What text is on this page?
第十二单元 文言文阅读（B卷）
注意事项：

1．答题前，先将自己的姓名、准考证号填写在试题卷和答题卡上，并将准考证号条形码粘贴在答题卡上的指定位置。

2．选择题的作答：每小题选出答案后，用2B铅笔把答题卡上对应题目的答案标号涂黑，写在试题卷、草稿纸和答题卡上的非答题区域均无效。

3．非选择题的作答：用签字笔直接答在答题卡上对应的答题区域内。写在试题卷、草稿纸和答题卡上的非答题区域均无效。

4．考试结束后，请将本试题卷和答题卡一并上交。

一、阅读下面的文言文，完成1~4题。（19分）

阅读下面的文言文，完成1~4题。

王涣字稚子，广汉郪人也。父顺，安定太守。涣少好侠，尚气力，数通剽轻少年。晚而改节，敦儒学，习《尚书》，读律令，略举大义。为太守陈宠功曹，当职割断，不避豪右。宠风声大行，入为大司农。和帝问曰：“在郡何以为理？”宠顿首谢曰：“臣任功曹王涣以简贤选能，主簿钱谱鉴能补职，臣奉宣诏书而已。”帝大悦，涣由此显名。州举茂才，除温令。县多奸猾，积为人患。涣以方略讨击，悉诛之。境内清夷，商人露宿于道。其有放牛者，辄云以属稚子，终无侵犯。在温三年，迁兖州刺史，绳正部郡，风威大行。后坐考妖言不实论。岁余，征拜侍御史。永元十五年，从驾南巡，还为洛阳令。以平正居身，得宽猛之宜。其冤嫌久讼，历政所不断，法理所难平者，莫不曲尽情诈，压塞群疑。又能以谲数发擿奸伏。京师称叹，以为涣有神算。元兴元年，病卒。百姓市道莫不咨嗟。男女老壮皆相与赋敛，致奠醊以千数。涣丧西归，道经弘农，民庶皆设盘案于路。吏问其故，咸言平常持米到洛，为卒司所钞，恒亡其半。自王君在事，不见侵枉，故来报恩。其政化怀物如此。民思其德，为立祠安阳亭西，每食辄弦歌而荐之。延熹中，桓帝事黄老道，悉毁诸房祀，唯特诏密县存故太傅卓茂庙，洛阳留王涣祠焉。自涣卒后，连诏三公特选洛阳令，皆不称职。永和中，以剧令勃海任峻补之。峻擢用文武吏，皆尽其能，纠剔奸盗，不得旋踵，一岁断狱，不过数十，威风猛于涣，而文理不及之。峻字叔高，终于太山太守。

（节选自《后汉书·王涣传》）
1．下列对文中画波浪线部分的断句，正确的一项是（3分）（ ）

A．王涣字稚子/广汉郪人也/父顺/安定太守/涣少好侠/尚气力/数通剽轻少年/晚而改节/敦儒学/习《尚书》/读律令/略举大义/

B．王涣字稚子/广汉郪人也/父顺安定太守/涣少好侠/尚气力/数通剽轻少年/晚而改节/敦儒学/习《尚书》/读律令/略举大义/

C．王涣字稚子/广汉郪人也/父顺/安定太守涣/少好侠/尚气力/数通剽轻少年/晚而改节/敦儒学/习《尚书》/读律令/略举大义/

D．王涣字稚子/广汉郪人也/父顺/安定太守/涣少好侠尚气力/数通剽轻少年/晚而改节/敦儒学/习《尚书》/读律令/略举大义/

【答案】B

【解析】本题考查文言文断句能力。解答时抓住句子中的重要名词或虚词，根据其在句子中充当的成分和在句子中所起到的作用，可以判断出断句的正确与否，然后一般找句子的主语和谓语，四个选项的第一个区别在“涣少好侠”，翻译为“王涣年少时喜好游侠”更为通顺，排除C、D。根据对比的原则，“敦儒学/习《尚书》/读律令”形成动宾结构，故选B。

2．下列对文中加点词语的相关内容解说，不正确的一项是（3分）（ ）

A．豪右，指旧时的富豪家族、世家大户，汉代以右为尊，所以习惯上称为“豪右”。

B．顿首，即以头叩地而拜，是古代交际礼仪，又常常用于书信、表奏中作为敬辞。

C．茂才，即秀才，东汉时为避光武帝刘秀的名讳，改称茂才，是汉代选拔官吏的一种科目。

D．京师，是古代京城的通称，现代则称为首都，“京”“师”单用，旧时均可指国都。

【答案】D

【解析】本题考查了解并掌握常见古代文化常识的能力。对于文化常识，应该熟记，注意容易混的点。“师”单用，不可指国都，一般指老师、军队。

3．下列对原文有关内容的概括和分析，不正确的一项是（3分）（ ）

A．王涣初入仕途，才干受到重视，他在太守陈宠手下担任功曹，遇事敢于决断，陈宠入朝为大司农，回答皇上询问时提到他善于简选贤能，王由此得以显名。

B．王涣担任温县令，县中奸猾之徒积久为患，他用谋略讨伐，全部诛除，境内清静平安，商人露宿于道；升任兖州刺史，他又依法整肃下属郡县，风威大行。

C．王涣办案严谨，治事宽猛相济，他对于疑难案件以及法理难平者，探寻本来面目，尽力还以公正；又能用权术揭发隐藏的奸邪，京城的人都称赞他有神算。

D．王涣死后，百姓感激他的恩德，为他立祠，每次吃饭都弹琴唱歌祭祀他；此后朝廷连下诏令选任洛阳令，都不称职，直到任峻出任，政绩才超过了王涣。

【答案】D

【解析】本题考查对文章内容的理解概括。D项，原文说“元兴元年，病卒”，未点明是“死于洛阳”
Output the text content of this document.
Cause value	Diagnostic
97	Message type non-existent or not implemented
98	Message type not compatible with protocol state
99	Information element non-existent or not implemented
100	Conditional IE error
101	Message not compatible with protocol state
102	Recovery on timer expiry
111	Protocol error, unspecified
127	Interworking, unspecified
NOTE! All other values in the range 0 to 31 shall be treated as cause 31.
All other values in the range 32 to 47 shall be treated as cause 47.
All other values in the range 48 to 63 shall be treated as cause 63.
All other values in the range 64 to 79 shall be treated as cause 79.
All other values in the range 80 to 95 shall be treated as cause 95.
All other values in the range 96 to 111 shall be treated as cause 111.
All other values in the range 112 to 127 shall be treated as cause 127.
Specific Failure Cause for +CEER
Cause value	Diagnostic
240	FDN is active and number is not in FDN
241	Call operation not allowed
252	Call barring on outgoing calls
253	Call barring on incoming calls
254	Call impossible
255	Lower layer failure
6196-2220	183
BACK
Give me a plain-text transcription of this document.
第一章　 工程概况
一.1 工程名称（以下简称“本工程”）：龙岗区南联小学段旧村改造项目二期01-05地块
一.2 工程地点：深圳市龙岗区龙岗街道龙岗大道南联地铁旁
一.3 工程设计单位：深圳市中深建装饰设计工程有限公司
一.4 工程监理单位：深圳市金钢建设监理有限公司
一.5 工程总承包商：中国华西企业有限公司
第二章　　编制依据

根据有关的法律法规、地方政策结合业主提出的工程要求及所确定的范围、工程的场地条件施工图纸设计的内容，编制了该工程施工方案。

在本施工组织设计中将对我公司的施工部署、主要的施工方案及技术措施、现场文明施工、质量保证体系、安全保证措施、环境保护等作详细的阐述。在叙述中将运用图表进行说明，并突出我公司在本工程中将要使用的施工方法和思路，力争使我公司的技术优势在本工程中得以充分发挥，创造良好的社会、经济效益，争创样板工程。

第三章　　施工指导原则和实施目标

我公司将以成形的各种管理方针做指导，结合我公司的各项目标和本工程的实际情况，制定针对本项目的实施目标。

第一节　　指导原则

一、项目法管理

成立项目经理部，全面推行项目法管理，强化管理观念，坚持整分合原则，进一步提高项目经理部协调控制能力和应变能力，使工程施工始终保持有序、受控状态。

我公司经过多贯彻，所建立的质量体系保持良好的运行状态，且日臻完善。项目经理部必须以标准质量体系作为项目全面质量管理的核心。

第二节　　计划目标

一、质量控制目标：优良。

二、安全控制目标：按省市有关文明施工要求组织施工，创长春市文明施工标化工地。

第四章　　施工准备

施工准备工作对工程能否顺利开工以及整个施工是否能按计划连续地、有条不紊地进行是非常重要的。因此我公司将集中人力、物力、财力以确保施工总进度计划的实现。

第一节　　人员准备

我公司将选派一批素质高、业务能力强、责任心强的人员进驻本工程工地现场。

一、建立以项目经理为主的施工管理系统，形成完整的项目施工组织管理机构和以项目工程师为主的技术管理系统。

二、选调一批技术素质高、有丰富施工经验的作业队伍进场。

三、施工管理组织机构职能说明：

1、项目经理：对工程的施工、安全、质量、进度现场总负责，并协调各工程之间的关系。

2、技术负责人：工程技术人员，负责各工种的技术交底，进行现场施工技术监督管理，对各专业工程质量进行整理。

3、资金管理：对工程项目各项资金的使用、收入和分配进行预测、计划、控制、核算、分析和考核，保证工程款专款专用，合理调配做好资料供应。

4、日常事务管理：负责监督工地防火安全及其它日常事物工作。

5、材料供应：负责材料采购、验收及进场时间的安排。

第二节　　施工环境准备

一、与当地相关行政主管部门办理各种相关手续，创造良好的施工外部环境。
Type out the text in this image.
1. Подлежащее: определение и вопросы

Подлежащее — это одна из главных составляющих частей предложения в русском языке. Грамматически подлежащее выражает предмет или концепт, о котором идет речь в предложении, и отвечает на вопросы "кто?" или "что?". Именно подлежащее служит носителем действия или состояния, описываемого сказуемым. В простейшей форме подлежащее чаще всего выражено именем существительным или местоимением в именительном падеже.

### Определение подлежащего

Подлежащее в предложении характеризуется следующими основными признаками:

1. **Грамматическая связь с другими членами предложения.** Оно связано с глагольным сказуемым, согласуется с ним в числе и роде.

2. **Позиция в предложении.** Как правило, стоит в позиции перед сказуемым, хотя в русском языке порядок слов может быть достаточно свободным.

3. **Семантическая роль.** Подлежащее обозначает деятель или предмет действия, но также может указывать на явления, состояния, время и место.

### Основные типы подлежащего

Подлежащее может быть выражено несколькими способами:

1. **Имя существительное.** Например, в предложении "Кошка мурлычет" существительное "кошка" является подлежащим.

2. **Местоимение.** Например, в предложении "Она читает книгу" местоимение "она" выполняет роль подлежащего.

**What the exercise asks**
Copy every line of the listing that includes the string "подлежащего".

**Answer below**
### Определение подлежащего
### Основные типы подлежащего
2. **Местоимение.** Например, в предложении "Она читает книгу" местоимение "она" выполняет роль подлежащего.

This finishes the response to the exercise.